▶ **To be done**
Reproduce all entries word for word.

### Supplied material

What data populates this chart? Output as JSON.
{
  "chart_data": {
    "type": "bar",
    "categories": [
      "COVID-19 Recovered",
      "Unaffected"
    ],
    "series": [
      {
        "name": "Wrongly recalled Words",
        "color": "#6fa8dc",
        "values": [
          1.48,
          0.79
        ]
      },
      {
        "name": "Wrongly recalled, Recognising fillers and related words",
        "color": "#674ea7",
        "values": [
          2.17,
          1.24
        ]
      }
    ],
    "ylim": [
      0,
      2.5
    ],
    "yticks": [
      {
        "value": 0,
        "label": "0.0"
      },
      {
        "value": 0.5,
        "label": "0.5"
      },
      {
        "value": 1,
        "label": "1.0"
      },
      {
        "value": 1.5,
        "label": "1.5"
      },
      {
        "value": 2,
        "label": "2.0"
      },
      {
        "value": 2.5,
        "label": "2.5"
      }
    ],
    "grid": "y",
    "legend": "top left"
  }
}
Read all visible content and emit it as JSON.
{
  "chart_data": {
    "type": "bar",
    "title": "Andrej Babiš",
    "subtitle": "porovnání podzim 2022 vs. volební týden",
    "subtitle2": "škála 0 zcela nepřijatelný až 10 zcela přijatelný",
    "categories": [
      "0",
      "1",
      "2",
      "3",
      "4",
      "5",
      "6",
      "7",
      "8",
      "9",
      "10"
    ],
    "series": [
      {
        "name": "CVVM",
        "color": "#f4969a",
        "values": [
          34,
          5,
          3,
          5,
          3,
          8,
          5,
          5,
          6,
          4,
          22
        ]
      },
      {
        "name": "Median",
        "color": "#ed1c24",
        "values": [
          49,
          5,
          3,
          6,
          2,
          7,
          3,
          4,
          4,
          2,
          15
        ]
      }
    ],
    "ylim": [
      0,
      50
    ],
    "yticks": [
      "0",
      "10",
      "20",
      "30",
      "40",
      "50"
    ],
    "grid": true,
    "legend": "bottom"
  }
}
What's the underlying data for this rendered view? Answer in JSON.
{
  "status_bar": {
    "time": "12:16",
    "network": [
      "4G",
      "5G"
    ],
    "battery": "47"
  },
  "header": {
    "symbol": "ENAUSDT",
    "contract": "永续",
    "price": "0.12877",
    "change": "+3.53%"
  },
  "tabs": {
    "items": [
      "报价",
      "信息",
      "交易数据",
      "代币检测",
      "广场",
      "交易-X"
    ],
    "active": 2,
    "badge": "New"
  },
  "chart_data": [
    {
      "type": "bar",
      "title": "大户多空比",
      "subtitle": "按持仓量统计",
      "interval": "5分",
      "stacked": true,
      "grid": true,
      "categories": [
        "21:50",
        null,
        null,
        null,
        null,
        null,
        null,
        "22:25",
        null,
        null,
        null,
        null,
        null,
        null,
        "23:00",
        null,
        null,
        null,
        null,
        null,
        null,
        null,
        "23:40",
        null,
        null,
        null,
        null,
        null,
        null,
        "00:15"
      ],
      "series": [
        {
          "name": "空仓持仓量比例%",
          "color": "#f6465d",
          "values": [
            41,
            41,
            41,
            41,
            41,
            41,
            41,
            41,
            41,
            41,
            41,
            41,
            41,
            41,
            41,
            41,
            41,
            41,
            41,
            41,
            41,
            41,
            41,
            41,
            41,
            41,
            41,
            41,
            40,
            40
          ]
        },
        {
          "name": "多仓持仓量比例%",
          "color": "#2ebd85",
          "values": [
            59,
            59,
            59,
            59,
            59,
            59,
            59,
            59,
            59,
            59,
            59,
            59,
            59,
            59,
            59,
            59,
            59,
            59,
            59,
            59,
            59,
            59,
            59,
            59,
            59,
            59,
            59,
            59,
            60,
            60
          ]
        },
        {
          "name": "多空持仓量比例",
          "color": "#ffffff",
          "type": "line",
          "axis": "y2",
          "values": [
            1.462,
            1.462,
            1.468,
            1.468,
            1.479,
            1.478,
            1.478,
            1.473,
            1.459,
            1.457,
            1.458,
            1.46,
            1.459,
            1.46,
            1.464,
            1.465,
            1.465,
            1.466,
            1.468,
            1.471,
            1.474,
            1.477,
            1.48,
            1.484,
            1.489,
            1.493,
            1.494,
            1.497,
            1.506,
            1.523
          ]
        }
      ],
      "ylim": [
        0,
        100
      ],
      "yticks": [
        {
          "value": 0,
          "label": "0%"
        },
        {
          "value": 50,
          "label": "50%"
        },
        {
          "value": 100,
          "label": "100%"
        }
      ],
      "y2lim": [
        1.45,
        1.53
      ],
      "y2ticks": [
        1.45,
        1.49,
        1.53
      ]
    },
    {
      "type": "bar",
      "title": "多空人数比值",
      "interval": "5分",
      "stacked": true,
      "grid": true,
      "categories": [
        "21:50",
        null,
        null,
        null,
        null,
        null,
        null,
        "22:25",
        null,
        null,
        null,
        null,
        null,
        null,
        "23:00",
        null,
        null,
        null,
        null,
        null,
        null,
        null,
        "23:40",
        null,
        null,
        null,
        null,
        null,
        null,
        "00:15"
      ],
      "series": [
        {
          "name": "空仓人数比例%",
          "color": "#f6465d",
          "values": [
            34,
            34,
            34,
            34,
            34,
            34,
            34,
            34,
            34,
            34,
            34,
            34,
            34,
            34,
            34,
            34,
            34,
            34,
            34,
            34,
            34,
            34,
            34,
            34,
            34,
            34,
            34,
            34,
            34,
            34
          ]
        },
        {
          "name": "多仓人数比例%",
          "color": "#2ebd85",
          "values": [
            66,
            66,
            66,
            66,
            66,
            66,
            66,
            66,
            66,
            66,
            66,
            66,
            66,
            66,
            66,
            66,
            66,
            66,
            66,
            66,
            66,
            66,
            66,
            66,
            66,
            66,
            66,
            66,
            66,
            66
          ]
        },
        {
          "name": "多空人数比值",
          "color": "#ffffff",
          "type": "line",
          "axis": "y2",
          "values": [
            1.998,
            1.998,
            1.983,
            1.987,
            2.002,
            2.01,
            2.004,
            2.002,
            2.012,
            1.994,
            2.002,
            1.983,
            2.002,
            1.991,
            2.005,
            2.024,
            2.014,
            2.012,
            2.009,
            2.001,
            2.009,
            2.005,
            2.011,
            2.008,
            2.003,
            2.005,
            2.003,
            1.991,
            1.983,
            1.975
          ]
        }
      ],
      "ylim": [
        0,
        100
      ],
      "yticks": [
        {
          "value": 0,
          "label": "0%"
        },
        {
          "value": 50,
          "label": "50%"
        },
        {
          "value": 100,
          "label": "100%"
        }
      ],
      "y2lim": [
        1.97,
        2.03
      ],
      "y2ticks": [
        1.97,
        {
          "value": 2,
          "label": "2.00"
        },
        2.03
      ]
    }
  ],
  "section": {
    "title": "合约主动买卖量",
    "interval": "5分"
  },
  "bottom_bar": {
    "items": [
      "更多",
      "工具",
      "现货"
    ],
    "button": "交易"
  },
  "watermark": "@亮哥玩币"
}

######

▶ **Finished task**
What data populates this chart? Output as JSON.
{
  "chart_data": {
    "type": "bar",
    "categories": [
      "COVID-19 Recovered",
      "Unaffected"
    ],
    "series": [
      {
        "name": "Wrongly recalled Words",
        "color": "#6fa8dc",
        "values": [
          1.48,
          0.79
        ]
      },
      {
        "name": "Wrongly recalled, Recognising fillers and related words",
        "color": "#674ea7",
        "values": [
          2.17,
          1.24
        ]
      }
    ],
    "ylim": [
      0,
      2.5
    ],
    "yticks": [
      {
        "value": 0,
        "label": "0.0"
      },
      {
        "value": 0.5,
        "label": "0.5"
      },
      {
        "value": 1,
        "label": "1.0"
      },
      {
        "value": 1.5,
        "label": "1.5"
      },
      {
        "value": 2,
        "label": "2.0"
      },
      {
        "value": 2.5,
        "label": "2.5"
      }
    ],
    "grid": "y",
    "legend": "top left"
  }
}
Read all visible content and emit it as JSON.
{
  "chart_data": {
    "type": "bar",
    "title": "Andrej Babiš",
    "subtitle": "porovnání podzim 2022 vs. volební týden",
    "subtitle2": "škála 0 zcela nepřijatelný až 10 zcela přijatelný",
    "categories": [
      "0",
      "1",
      "2",
      "3",
      "4",
      "5",
      "6",
      "7",
      "8",
      "9",
      "10"
    ],
    "series": [
      {
        "name": "CVVM",
        "color": "#f4969a",
        "values": [
          34,
          5,
          3,
          5,
          3,
          8,
          5,
          5,
          6,
          4,
          22
        ]
      },
      {
        "name": "Median",
        "color": "#ed1c24",
        "values": [
          49,
          5,
          3,
          6,
          2,
          7,
          3,
          4,
          4,
          2,
          15
        ]
      }
    ],
    "ylim": [
      0,
      50
    ],
    "yticks": [
      "0",
      "10",
      "20",
      "30",
      "40",
      "50"
    ],
    "grid": true,
    "legend": "bottom"
  }
}
What's the underlying data for this rendered view? Answer in JSON.
{
  "status_bar": {
    "time": "12:16",
    "network": [
      "4G",
      "5G"
    ],
    "battery": "47"
  },
  "header": {
    "symbol": "ENAUSDT",
    "contract": "永续",
    "price": "0.12877",
    "change": "+3.53%"
  },
  "tabs": {
    "items": [
      "报价",
      "信息",
      "交易数据",
      "代币检测",
      "广场",
      "交易-X"
    ],
    "active": 2,
    "badge": "New"
  },
  "chart_data": [
    {
      "type": "bar",
      "title": "大户多空比",
      "subtitle": "按持仓量统计",
      "interval": "5分",
      "stacked": true,
      "grid": true,
      "categories": [
        "21:50",
        null,
        null,
        null,
        null,
        null,
        null,
        "22:25",
        null,
        null,
        null,
        null,
        null,
        null,
        "23:00",
        null,
        null,
        null,
        null,
        null,
        null,
        null,
        "23:40",
        null,
        null,
        null,
        null,
        null,
        null,
        "00:15"
      ],
      "series": [
        {
          "name": "空仓持仓量比例%",
          "color": "#f6465d",
          "values": [
            41,
            41,
            41,
            41,
            41,
            41,
            41,
            41,
            41,
            41,
            41,
            41,
            41,
            41,
            41,
            41,
            41,
            41,
            41,
            41,
            41,
            41,
            41,
            41,
            41,
            41,
            41,
            41,
            40,
            40
          ]
        },
        {
          "name": "多仓持仓量比例%",
          "color": "#2ebd85",
          "values": [
            59,
            59,
            59,
            59,
            59,
            59,
            59,
            59,
            59,
            59,
            59,
            59,
            59,
            59,
            59,
            59,
            59,
            59,
            59,
            59,
            59,
            59,
            59,
            59,
            59,
            59,
            59,
            59,
            60,
            60
          ]
        },
        {
          "name": "多空持仓量比例",
          "color": "#ffffff",
          "type": "line",
          "axis": "y2",
          "values": [
            1.462,
            1.462,
            1.468,
            1.468,
            1.479,
            1.478,
            1.478,
            1.473,
            1.459,
            1.457,
            1.458,
            1.46,
            1.459,
            1.46,
            1.464,
            1.465,
            1.465,
            1.466,
            1.468,
            1.471,
            1.474,
            1.477,
            1.48,
            1.484,
            1.489,
            1.493,
            1.494,
            1.497,
            1.506,
            1.523
          ]
        }
      ],
      "ylim": [
        0,
        100
      ],
      "yticks": [
        {
          "value": 0,
          "label": "0%"
        },
        {
          "value": 50,
          "label": "50%"
        },
        {
          "value": 100,
          "label": "100%"
        }
      ],
      "y2lim": [
        1.45,
        1.53
      ],
      "y2ticks": [
        1.45,
        1.49,
        1.53
      ]
    },
    {
      "type": "bar",
      "title": "多空人数比值",
      "interval": "5分",
      "stacked": true,
      "grid": true,
      "categories": [
        "21:50",
        null,
        null,
        null,
        null,
        null,
        null,
        "22:25",
        null,
        null,
        null,
        null,
        null,
        null,
        "23:00",
        null,
        null,
        null,
        null,
        null,
        null,
        null,
        "23:40",
        null,
        null,
        null,
        null,
        null,
        null,
        "00:15"
      ],
      "series": [
        {
          "name": "空仓人数比例%",
          "color": "#f6465d",
          "values": [
            34,
            34,
            34,
            34,
            34,
            34,
            34,
            34,
            34,
            34,
            34,
            34,
            34,
            34,
            34,
            34,
            34,
            34,
            34,
            34,
            34,
            34,
            34,
            34,
            34,
            34,
            34,
            34,
            34,
            34
          ]
        },
        {
          "name": "多仓人数比例%",
          "color": "#2ebd85",
          "values": [
            66,
            66,
            66,
            66,
            66,
            66,
            66,
            66,
            66,
            66,
            66,
            66,
            66,
            66,
            66,
            66,
            66,
            66,
            66,
            66,
            66,
            66,
            66,
            66,
            66,
            66,
            66,
            66,
            66,
            66
          ]
        },
        {
          "name": "多空人数比值",
          "color": "#ffffff",
          "type": "line",
          "axis": "y2",
          "values": [
            1.998,
            1.998,
            1.983,
            1.987,
            2.002,
            2.01,
            2.004,
            2.002,
            2.012,
            1.994,
            2.002,
            1.983,
            2.002,
            1.991,
            2.005,
            2.024,
            2.014,
            2.012,
            2.009,
            2.001,
            2.009,
            2.005,
            2.011,
            2.008,
            2.003,
            2.005,
            2.003,
            1.991,
            1.983,
            1.975
          ]
        }
      ],
      "ylim": [
        0,
        100
      ],
      "yticks": [
        {
          "value": 0,
          "label": "0%"
        },
        {
          "value": 50,
          "label": "50%"
        },
        {
          "value": 100,
          "label": "100%"
        }
      ],
      "y2lim": [
        1.97,
        2.03
      ],
      "y2ticks": [
        1.97,
        {
          "value": 2,
          "label": "2.00"
        },
        2.03
      ]
    }
  ],
  "section": {
    "title": "合约主动买卖量",
    "interval": "5分"
  },
  "bottom_bar": {
    "items": [
      "更多",
      "工具",
      "现货"
    ],
    "button": "交易"
  },
  "watermark": "@亮哥玩币"
}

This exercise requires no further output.